- [DATASET RECORDS]:
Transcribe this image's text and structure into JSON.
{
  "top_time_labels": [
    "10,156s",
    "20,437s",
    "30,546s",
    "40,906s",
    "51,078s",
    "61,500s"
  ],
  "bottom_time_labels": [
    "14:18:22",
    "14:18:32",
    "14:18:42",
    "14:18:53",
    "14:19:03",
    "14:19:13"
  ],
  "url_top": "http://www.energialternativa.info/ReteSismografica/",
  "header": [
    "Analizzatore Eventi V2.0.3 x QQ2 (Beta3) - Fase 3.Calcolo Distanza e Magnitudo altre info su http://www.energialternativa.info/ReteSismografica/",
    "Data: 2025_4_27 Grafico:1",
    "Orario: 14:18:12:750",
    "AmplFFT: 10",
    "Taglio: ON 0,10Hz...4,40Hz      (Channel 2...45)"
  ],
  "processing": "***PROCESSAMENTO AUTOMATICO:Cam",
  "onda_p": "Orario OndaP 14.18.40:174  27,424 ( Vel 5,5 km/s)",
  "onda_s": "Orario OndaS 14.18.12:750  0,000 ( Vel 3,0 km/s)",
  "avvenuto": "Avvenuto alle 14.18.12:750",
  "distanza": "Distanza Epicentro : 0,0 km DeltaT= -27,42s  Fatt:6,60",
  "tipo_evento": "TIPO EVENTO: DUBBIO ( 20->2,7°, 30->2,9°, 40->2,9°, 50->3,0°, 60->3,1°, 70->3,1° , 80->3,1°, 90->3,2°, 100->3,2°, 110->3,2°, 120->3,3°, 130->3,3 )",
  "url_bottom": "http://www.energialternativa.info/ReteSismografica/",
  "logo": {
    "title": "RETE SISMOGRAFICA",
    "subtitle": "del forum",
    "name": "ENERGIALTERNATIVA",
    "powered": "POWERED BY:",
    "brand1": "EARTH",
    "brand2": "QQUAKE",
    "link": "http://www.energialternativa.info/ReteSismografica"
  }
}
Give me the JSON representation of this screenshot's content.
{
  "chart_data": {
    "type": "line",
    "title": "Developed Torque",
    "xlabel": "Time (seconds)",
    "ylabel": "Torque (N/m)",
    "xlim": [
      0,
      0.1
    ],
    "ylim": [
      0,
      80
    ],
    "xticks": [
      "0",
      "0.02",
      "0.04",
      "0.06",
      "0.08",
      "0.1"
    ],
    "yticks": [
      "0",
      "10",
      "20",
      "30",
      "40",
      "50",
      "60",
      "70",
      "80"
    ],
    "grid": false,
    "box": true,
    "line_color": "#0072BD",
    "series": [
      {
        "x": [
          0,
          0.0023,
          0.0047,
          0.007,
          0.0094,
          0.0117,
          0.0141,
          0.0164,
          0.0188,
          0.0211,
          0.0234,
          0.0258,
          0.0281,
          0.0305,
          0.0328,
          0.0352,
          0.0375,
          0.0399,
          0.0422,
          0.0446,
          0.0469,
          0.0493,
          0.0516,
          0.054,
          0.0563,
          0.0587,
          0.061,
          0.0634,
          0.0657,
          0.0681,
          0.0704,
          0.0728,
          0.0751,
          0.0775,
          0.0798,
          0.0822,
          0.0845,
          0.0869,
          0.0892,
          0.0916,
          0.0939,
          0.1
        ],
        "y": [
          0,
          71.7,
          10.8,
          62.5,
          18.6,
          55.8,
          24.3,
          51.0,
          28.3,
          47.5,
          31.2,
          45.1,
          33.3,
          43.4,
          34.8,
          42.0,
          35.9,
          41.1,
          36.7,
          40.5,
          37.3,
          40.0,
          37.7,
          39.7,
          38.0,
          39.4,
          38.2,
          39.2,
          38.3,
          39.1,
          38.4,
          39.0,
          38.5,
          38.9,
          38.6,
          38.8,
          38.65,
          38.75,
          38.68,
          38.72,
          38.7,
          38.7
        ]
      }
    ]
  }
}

- [PROBLEM REQUIREMENTS]: Count the lines in the material above where the string "Torque" appears, then state only that count.

- [FINAL RESULT]: 2